▶ [YOUR TASK]: Exactly reproduce the entries, dropping any pictures from your copy.

▶ [DATA FOR THE TASK]:
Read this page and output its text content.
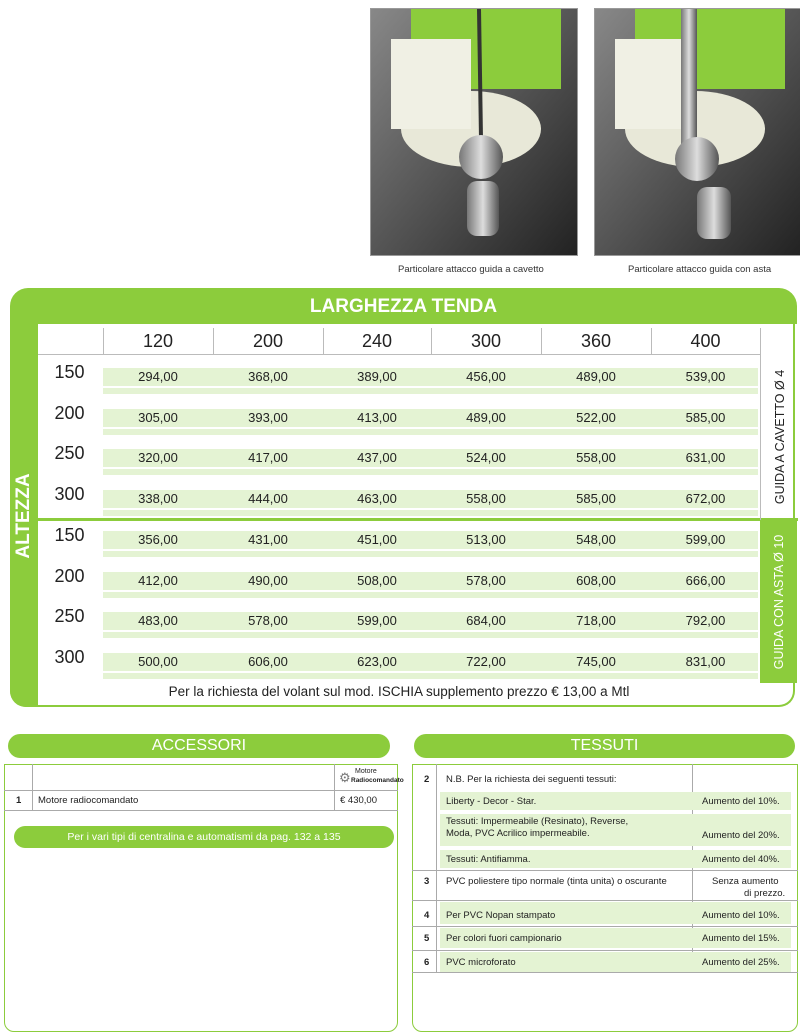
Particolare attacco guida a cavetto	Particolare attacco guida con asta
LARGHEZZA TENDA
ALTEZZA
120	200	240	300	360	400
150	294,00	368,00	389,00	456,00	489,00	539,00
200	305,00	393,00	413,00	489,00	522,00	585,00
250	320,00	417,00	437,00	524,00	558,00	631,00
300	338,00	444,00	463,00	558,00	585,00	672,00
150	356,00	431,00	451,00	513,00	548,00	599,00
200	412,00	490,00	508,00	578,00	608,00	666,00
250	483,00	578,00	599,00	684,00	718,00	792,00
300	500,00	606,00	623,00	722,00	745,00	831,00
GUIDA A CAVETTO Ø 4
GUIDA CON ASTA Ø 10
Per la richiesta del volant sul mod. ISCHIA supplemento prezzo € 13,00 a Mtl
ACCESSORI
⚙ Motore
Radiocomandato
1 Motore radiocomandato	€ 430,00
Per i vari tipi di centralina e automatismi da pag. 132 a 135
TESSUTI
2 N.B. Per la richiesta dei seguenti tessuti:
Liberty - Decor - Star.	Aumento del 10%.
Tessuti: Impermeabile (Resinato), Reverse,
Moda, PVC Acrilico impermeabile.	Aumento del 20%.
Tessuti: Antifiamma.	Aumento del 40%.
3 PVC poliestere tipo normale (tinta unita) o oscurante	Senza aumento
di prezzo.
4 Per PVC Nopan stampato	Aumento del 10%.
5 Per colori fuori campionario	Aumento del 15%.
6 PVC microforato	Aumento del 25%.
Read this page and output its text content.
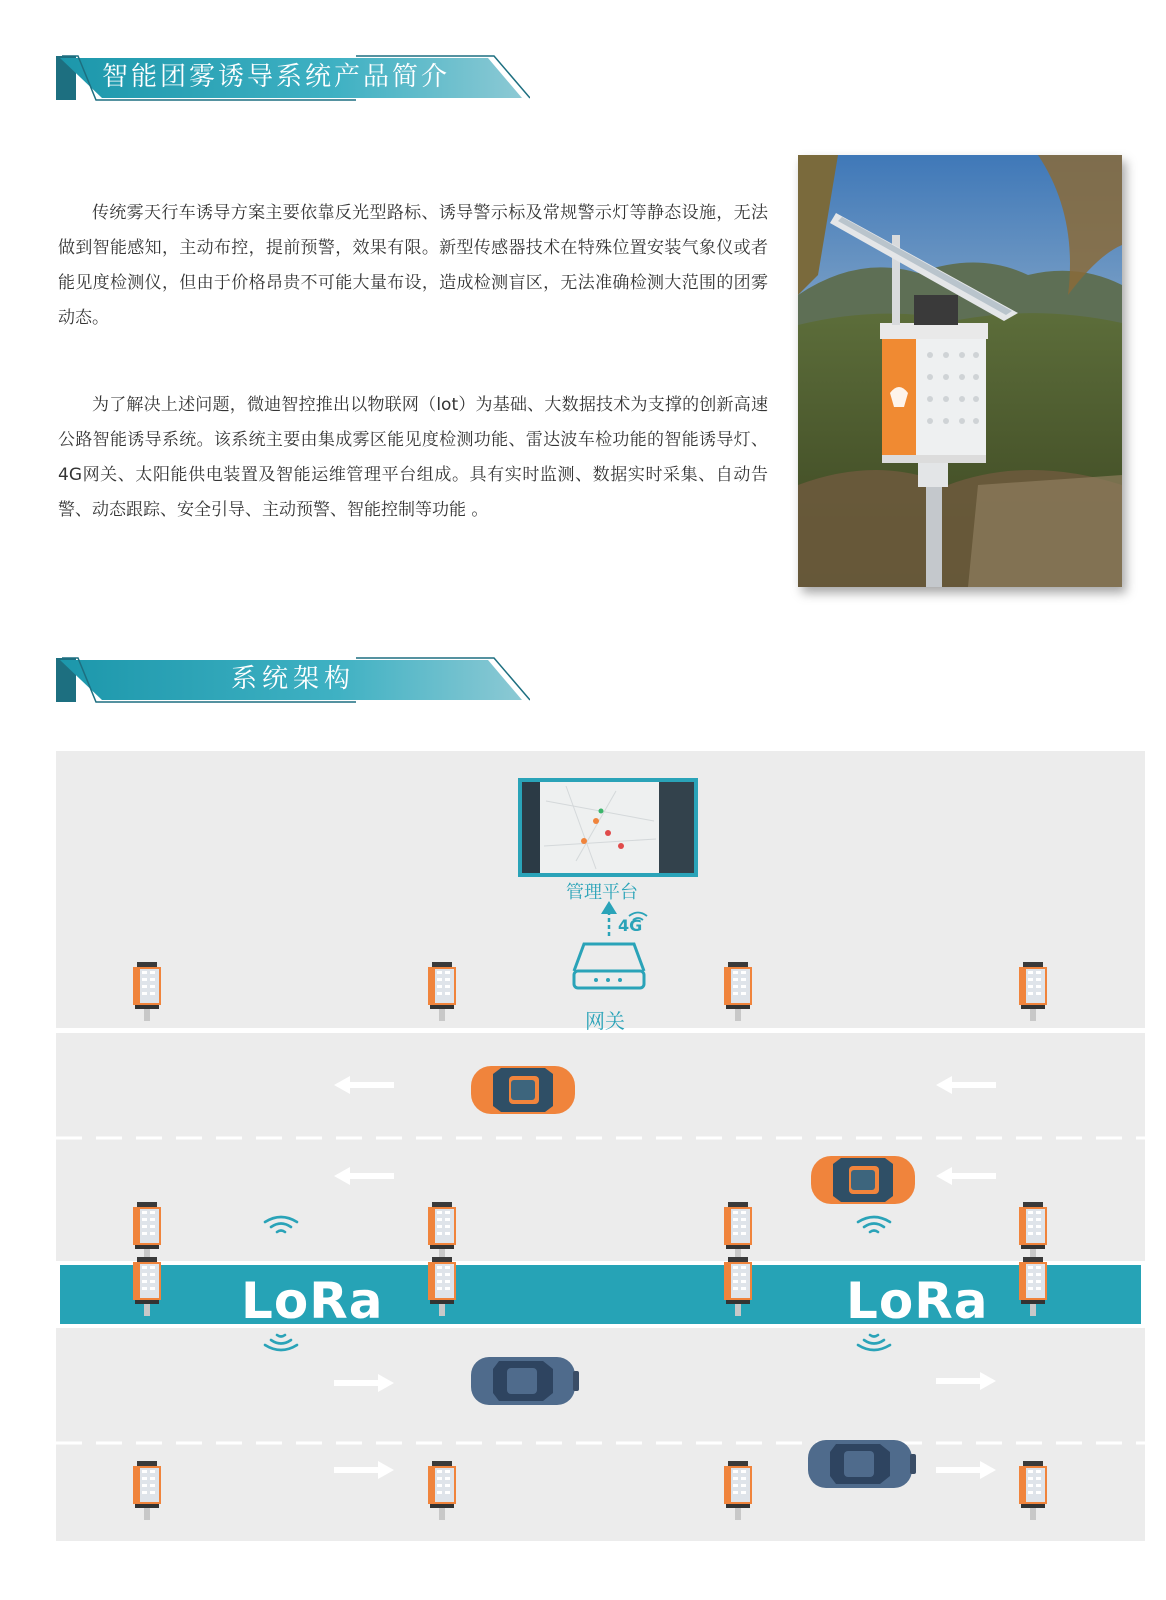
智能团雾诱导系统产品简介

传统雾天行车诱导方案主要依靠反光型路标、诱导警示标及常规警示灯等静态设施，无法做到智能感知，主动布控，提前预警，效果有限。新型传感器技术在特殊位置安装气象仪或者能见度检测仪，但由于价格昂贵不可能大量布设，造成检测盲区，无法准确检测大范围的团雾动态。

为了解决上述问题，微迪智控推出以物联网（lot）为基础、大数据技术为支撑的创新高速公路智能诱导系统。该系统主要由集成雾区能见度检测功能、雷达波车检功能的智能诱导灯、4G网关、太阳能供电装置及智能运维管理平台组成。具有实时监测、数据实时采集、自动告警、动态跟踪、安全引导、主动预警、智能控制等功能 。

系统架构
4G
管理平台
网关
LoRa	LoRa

▶ [OUTPUT FOR THIS TASK]:
Read this page and output its text content.
Particolare attacco guida a cavetto	Particolare attacco guida con asta
LARGHEZZA TENDA
ALTEZZA
120	200	240	300	360	400
150	294,00	368,00	389,00	456,00	489,00	539,00
200	305,00	393,00	413,00	489,00	522,00	585,00
250	320,00	417,00	437,00	524,00	558,00	631,00
300	338,00	444,00	463,00	558,00	585,00	672,00
150	356,00	431,00	451,00	513,00	548,00	599,00
200	412,00	490,00	508,00	578,00	608,00	666,00
250	483,00	578,00	599,00	684,00	718,00	792,00
300	500,00	606,00	623,00	722,00	745,00	831,00
GUIDA A CAVETTO Ø 4
GUIDA CON ASTA Ø 10
Per la richiesta del volant sul mod. ISCHIA supplemento prezzo € 13,00 a Mtl
ACCESSORI
⚙ Motore
Radiocomandato
1 Motore radiocomandato	€ 430,00
Per i vari tipi di centralina e automatismi da pag. 132 a 135
TESSUTI
2 N.B. Per la richiesta dei seguenti tessuti:
Liberty - Decor - Star.	Aumento del 10%.
Tessuti: Impermeabile (Resinato), Reverse,
Moda, PVC Acrilico impermeabile.	Aumento del 20%.
Tessuti: Antifiamma.	Aumento del 40%.
3 PVC poliestere tipo normale (tinta unita) o oscurante	Senza aumento
di prezzo.
4 Per PVC Nopan stampato	Aumento del 10%.
5 Per colori fuori campionario	Aumento del 15%.
6 PVC microforato	Aumento del 25%.
Read this page and output its text content.
智能团雾诱导系统产品简介

传统雾天行车诱导方案主要依靠反光型路标、诱导警示标及常规警示灯等静态设施，无法做到智能感知，主动布控，提前预警，效果有限。新型传感器技术在特殊位置安装气象仪或者能见度检测仪，但由于价格昂贵不可能大量布设，造成检测盲区，无法准确检测大范围的团雾动态。

为了解决上述问题，微迪智控推出以物联网（lot）为基础、大数据技术为支撑的创新高速公路智能诱导系统。该系统主要由集成雾区能见度检测功能、雷达波车检功能的智能诱导灯、4G网关、太阳能供电装置及智能运维管理平台组成。具有实时监测、数据实时采集、自动告警、动态跟踪、安全引导、主动预警、智能控制等功能 。

系统架构
4G
管理平台
网关
LoRa	LoRa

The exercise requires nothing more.